**Problem**
Below you will find a set of lines. Repeat them all exactly.

**Data provided**
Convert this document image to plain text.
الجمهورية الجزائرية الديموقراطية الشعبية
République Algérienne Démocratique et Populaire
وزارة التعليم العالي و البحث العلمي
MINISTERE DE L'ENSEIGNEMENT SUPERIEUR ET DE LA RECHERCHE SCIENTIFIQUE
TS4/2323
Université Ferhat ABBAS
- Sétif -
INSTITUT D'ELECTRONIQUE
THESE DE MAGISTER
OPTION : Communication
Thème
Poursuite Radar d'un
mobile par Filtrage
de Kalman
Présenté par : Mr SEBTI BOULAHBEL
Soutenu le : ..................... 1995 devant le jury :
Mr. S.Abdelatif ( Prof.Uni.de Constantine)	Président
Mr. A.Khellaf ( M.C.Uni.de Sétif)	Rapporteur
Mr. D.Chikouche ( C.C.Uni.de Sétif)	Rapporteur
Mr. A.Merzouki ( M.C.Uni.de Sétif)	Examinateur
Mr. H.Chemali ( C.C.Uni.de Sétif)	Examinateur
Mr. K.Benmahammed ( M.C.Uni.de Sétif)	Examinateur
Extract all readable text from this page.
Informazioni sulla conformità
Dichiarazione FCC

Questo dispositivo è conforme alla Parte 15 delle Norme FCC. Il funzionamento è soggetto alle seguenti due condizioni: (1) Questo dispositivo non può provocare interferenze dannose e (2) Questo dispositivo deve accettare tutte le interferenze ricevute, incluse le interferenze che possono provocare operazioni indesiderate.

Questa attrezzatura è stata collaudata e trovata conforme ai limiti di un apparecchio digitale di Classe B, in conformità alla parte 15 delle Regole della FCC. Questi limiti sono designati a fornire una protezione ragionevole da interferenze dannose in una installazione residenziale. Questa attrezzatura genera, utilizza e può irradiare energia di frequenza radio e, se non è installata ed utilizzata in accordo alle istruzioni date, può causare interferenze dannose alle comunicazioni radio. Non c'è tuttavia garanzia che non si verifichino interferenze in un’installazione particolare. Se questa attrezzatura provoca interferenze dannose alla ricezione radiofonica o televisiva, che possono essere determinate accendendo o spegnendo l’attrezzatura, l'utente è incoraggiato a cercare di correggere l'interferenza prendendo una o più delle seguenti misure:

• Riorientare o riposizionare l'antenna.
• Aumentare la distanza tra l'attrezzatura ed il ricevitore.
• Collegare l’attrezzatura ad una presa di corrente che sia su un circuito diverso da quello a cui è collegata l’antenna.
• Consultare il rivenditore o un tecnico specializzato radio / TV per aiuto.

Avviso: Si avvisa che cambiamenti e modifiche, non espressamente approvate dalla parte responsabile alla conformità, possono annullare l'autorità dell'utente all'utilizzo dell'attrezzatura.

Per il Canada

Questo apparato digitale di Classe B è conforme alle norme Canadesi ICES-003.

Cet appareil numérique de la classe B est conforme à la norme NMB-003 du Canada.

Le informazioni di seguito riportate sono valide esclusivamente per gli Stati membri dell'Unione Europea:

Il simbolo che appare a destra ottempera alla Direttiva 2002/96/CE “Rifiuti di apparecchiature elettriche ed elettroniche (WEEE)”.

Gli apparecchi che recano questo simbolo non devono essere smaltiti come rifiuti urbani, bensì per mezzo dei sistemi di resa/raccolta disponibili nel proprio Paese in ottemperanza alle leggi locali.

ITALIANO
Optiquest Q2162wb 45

**Response**
Convert this document image to plain text.
الجمهورية الجزائرية الديموقراطية الشعبية
République Algérienne Démocratique et Populaire
وزارة التعليم العالي و البحث العلمي
MINISTERE DE L'ENSEIGNEMENT SUPERIEUR ET DE LA RECHERCHE SCIENTIFIQUE
TS4/2323
Université Ferhat ABBAS
- Sétif -
INSTITUT D'ELECTRONIQUE
THESE DE MAGISTER
OPTION : Communication
Thème
Poursuite Radar d'un
mobile par Filtrage
de Kalman
Présenté par : Mr SEBTI BOULAHBEL
Soutenu le : ..................... 1995 devant le jury :
Mr. S.Abdelatif ( Prof.Uni.de Constantine)	Président
Mr. A.Khellaf ( M.C.Uni.de Sétif)	Rapporteur
Mr. D.Chikouche ( C.C.Uni.de Sétif)	Rapporteur
Mr. A.Merzouki ( M.C.Uni.de Sétif)	Examinateur
Mr. H.Chemali ( C.C.Uni.de Sétif)	Examinateur
Mr. K.Benmahammed ( M.C.Uni.de Sétif)	Examinateur
Extract all readable text from this page.
Informazioni sulla conformità
Dichiarazione FCC

Questo dispositivo è conforme alla Parte 15 delle Norme FCC. Il funzionamento è soggetto alle seguenti due condizioni: (1) Questo dispositivo non può provocare interferenze dannose e (2) Questo dispositivo deve accettare tutte le interferenze ricevute, incluse le interferenze che possono provocare operazioni indesiderate.

Questa attrezzatura è stata collaudata e trovata conforme ai limiti di un apparecchio digitale di Classe B, in conformità alla parte 15 delle Regole della FCC. Questi limiti sono designati a fornire una protezione ragionevole da interferenze dannose in una installazione residenziale. Questa attrezzatura genera, utilizza e può irradiare energia di frequenza radio e, se non è installata ed utilizzata in accordo alle istruzioni date, può causare interferenze dannose alle comunicazioni radio. Non c'è tuttavia garanzia che non si verifichino interferenze in un’installazione particolare. Se questa attrezzatura provoca interferenze dannose alla ricezione radiofonica o televisiva, che possono essere determinate accendendo o spegnendo l’attrezzatura, l'utente è incoraggiato a cercare di correggere l'interferenza prendendo una o più delle seguenti misure:

• Riorientare o riposizionare l'antenna.
• Aumentare la distanza tra l'attrezzatura ed il ricevitore.
• Collegare l’attrezzatura ad una presa di corrente che sia su un circuito diverso da quello a cui è collegata l’antenna.
• Consultare il rivenditore o un tecnico specializzato radio / TV per aiuto.

Avviso: Si avvisa che cambiamenti e modifiche, non espressamente approvate dalla parte responsabile alla conformità, possono annullare l'autorità dell'utente all'utilizzo dell'attrezzatura.

Per il Canada

Questo apparato digitale di Classe B è conforme alle norme Canadesi ICES-003.

Cet appareil numérique de la classe B est conforme à la norme NMB-003 du Canada.

Le informazioni di seguito riportate sono valide esclusivamente per gli Stati membri dell'Unione Europea:

Il simbolo che appare a destra ottempera alla Direttiva 2002/96/CE “Rifiuti di apparecchiature elettriche ed elettroniche (WEEE)”.

Gli apparecchi che recano questo simbolo non devono essere smaltiti come rifiuti urbani, bensì per mezzo dei sistemi di resa/raccolta disponibili nel proprio Paese in ottemperanza alle leggi locali.

ITALIANO
Optiquest Q2162wb 45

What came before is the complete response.